### СТРАНИЦА

Пастору Петеру Зедельгельму за изданный на немецком языке краткий катехизис было запрещено занимать должность учителя в Харьковском учебном округе. В апреле 1820 года Комитет министров постановил отозвать из всех германских университетов обучавшихся там русских студентов, но император счел подобную меру преждевременной. Однако уже в феврале 1823-го россиянам всё-таки было запрещено обучаться в четырех германских университетах, признанных наиболее опасными для юношества (о других охранительных мероприятиях будет сказано в свое время).

### ИЗВЛЕЧЁННЫЕ ЗАПИСИ
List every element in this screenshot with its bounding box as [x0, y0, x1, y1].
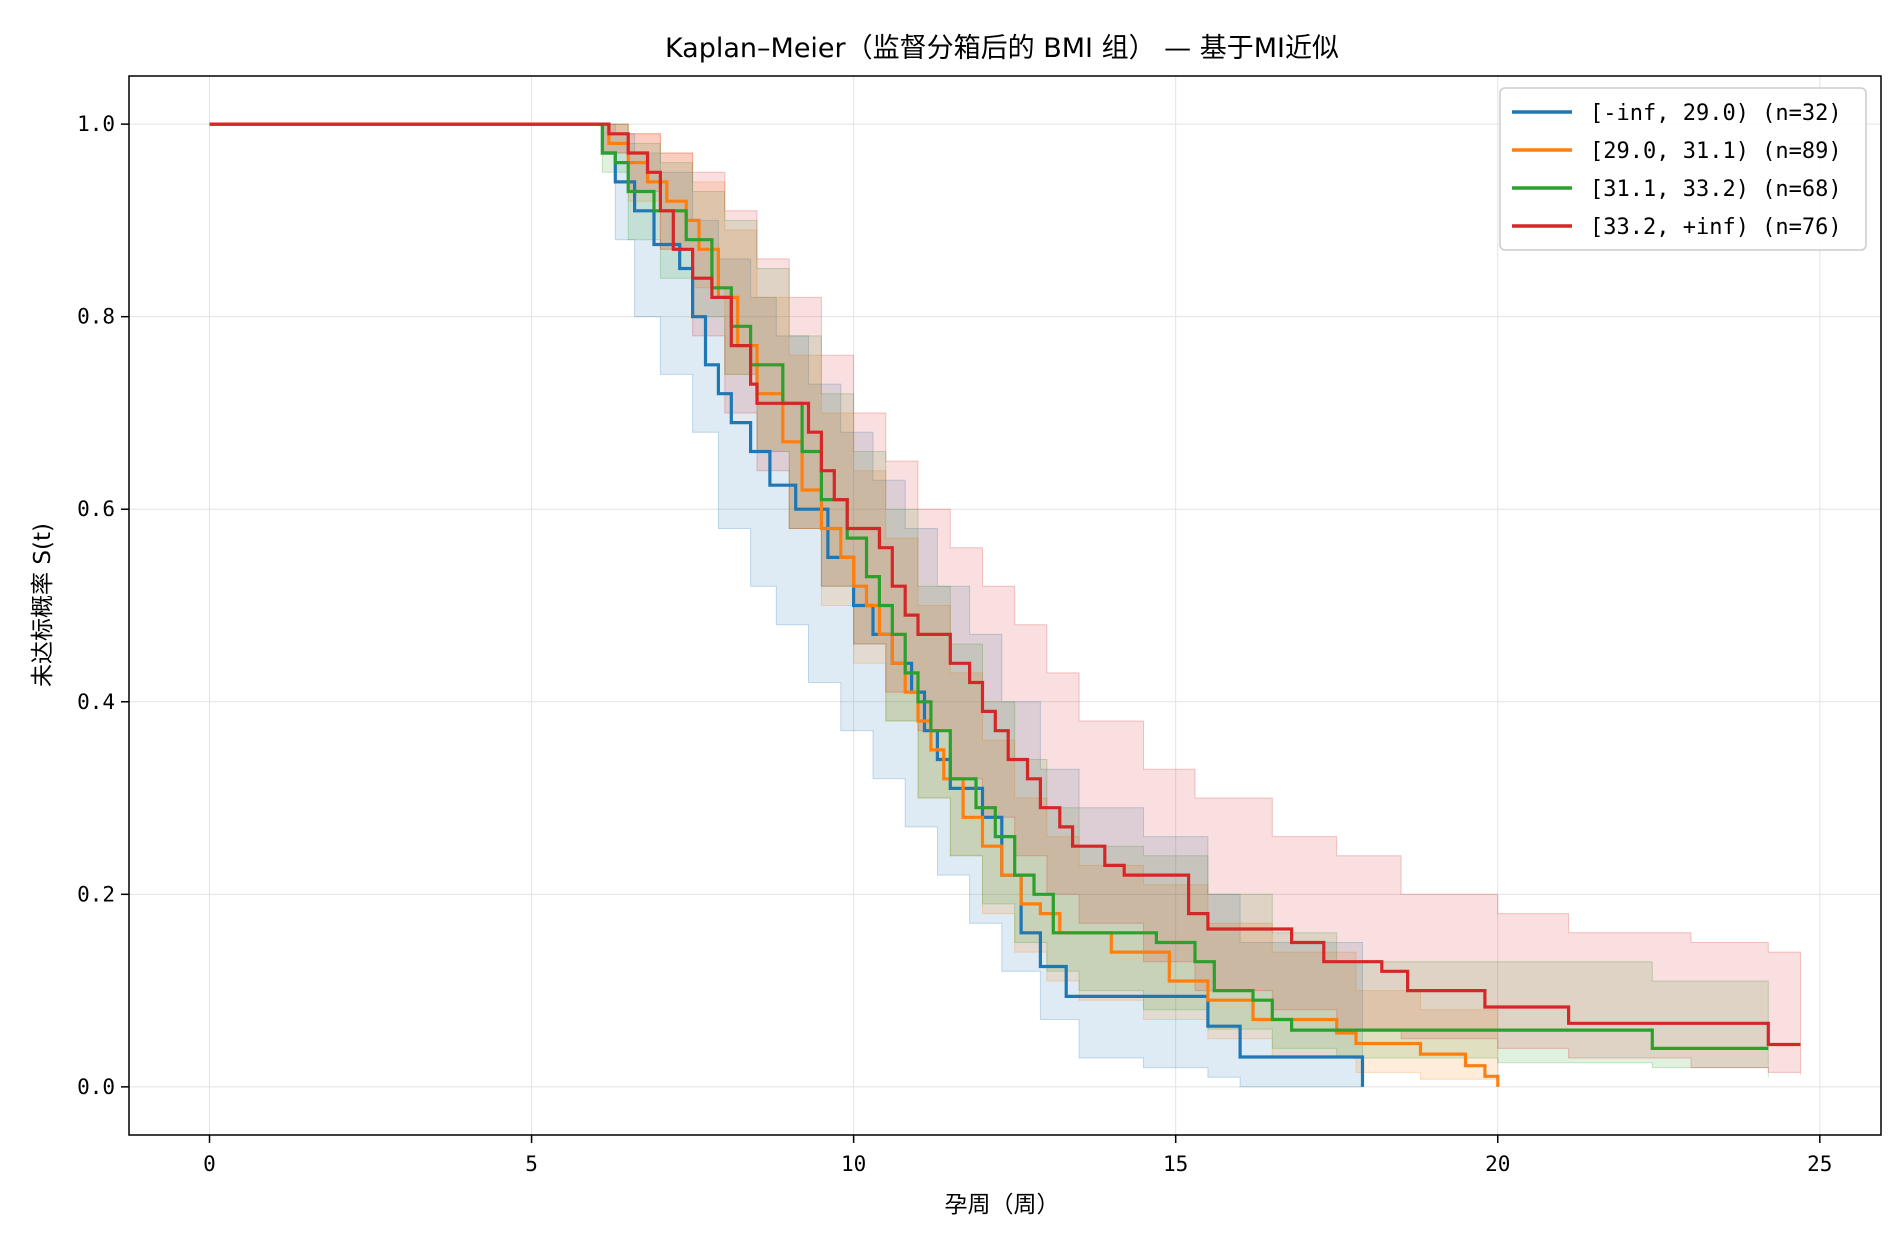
- y-axis-title: 未达标概率 S(t): [30, 523, 56, 687]
- survival-curves: [209, 122, 1801, 1087]
- survival-line-2: [209, 122, 1500, 1087]
- y-tick-label: 0.4: [77, 690, 115, 714]
- y-tick-label: 0.8: [77, 305, 115, 329]
- axis-ticks: 0 5 10 15 20 25 0.0 0.2 0.4 0.6 0.8 1.0: [77, 112, 1832, 1176]
- legend-label-4: [33.2, +inf) (n=76): [1590, 215, 1842, 240]
- survival-line-4: [209, 122, 1801, 1047]
- confidence-band-3: [209, 123, 1769, 1078]
- x-tick-label: 25: [1807, 1152, 1832, 1176]
- survival-line-3: [209, 122, 1769, 1050]
- y-tick-label: 0.6: [77, 497, 115, 521]
- legend-label-2: [29.0, 31.1) (n=89): [1590, 139, 1842, 164]
- y-tick-label: 0.0: [77, 1075, 115, 1099]
- y-tick-label: 0.2: [77, 882, 115, 906]
- x-tick-label: 10: [841, 1152, 866, 1176]
- plot-frame: [128, 75, 1882, 1136]
- x-tick-label: 0: [203, 1152, 216, 1176]
- legend-box: [1499, 87, 1867, 251]
- y-tick-label: 1.0: [77, 112, 115, 136]
- x-tick-label: 20: [1485, 1152, 1510, 1176]
- legend-label-1: [-inf, 29.0) (n=32): [1590, 101, 1842, 126]
- chart-title: Kaplan–Meier（监督分箱后的 BMI 组） — 基于MI近似: [665, 33, 1339, 64]
- legend-label-3: [31.1, 33.2) (n=68): [1590, 177, 1842, 202]
- x-tick-label: 15: [1163, 1152, 1188, 1176]
- x-axis-title: 孕周（周）: [945, 1192, 1060, 1218]
- legend: [-inf, 29.0) (n=32) [29.0, 31.1) (n=89) [3…: [1499, 87, 1867, 251]
- x-tick-label: 5: [525, 1152, 538, 1176]
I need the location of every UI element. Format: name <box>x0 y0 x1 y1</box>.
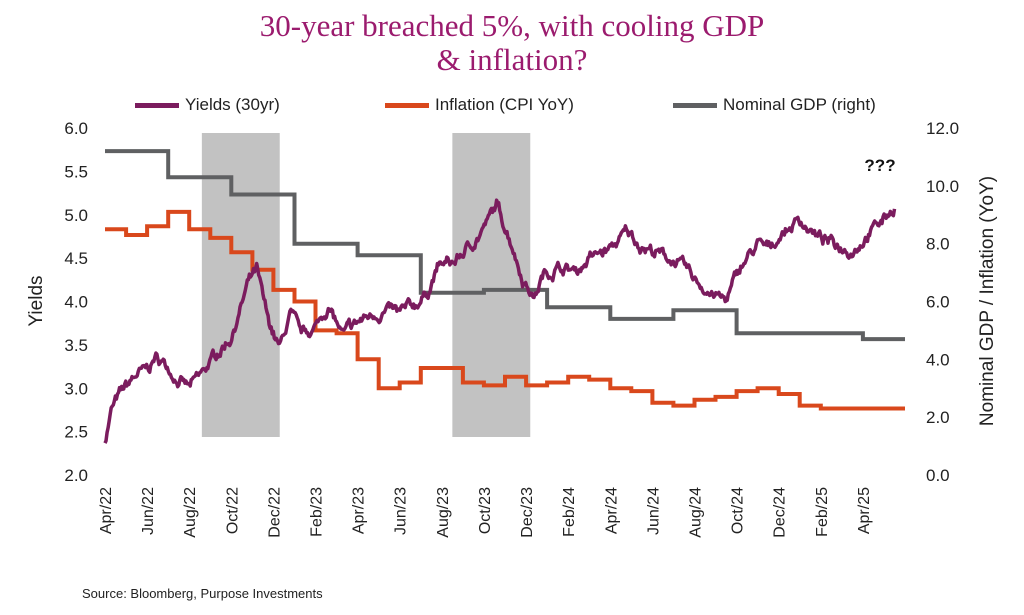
shaded-period-2 <box>452 133 531 437</box>
x-tick-label: Jun/23 <box>393 487 410 535</box>
y-right-tick-label: 12.0 <box>926 119 959 138</box>
series-line-inflation <box>105 209 905 411</box>
x-tick-label: Aug/24 <box>687 487 704 538</box>
legend-label-inflation: Inflation (CPI YoY) <box>435 95 574 114</box>
y-left-tick-label: 4.5 <box>64 249 88 268</box>
x-tick-label: Oct/23 <box>477 487 494 534</box>
chart-title-line-1: 30-year breached 5%, with cooling GDP <box>259 8 765 43</box>
y-right-tick-label: 8.0 <box>926 235 950 254</box>
legend-item-inflation: Inflation (CPI YoY) <box>385 93 574 117</box>
x-tick-label: Dec/22 <box>266 487 283 538</box>
x-tick-label: Dec/24 <box>772 487 789 538</box>
legend-item-yields: Yields (30yr) <box>135 93 280 117</box>
y-left-tick-label: 4.0 <box>64 293 88 312</box>
x-tick-label: Jun/22 <box>140 487 157 535</box>
x-tick-label: Apr/24 <box>603 487 620 534</box>
y-right-tick-label: 2.0 <box>926 408 950 427</box>
x-tick-label: Feb/23 <box>309 487 326 537</box>
x-tick-label: Apr/25 <box>856 487 873 534</box>
y-right-axis-label: Nominal GDP / Inflation (YoY) <box>977 176 998 426</box>
x-tick-label: Aug/22 <box>182 487 199 538</box>
legend-label-gdp: Nominal GDP (right) <box>723 95 876 114</box>
x-tick-label: Jun/24 <box>645 487 662 535</box>
y-left-tick-label: 6.0 <box>64 119 88 138</box>
y-right-tick-label: 6.0 <box>926 293 950 312</box>
y-left-tick-label: 2.0 <box>64 466 88 485</box>
x-tick-label: Apr/23 <box>351 487 368 534</box>
x-tick-label: Dec/23 <box>519 487 536 538</box>
y-left-tick-label: 2.5 <box>64 423 88 442</box>
series-line-nominal-gdp <box>105 149 905 342</box>
y-left-axis-label: Yields <box>26 275 47 326</box>
y-left-tick-label: 5.0 <box>64 206 88 225</box>
y-left-tick-label: 5.5 <box>64 162 88 181</box>
chart-title-line-2: & inflation? <box>436 42 588 77</box>
legend-swatch-gdp <box>673 102 717 108</box>
y-right-tick-label: 4.0 <box>926 350 950 369</box>
x-tick-label: Aug/23 <box>435 487 452 538</box>
shaded-period-1 <box>201 133 280 437</box>
x-tick-label: Apr/22 <box>98 487 115 534</box>
y-right-tick-label: 0.0 <box>926 466 950 485</box>
y-right-tick-label: 10.0 <box>926 177 959 196</box>
legend-label-yields: Yields (30yr) <box>185 95 280 114</box>
y-left-tick-label: 3.5 <box>64 336 88 355</box>
legend-swatch-yields <box>135 102 179 108</box>
source-note: Source: Bloomberg, Purpose Investments <box>82 586 323 601</box>
legend-item-gdp: Nominal GDP (right) <box>673 93 876 117</box>
legend-swatch-inflation <box>385 102 429 108</box>
y-left-tick-label: 3.0 <box>64 379 88 398</box>
series-line-yields <box>103 198 897 444</box>
x-tick-label: Feb/24 <box>561 487 578 537</box>
x-tick-label: Oct/22 <box>224 487 241 534</box>
x-tick-label: Oct/24 <box>730 487 747 534</box>
x-tick-label: Feb/25 <box>814 487 831 537</box>
annotation-question-marks: ??? <box>864 156 895 175</box>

### ЗАДАЧА ДЛЯ РЕШЕНИЯ
Повторите дословно отрывок страницы, который открывается словами «Пастору Петеру Зедельгельму» и завершается словами «в свое время).».

### ОТВЕТ К УПРАЖНЕНИЮ
Пастору Петеру Зедельгельму за изданный на немецком языке краткий катехизис было запрещено занимать должность учителя в Харьковском учебном округе. В апреле 1820 года Комитет министров постановил отозвать из всех германских университетов обучавшихся там русских студентов, но император счел подобную меру преждевременной. Однако уже в феврале 1823-го россиянам всё-таки было запрещено обучаться в четырех германских университетах, признанных наиболее опасными для юношества (о других охранительных мероприятиях будет сказано в свое время).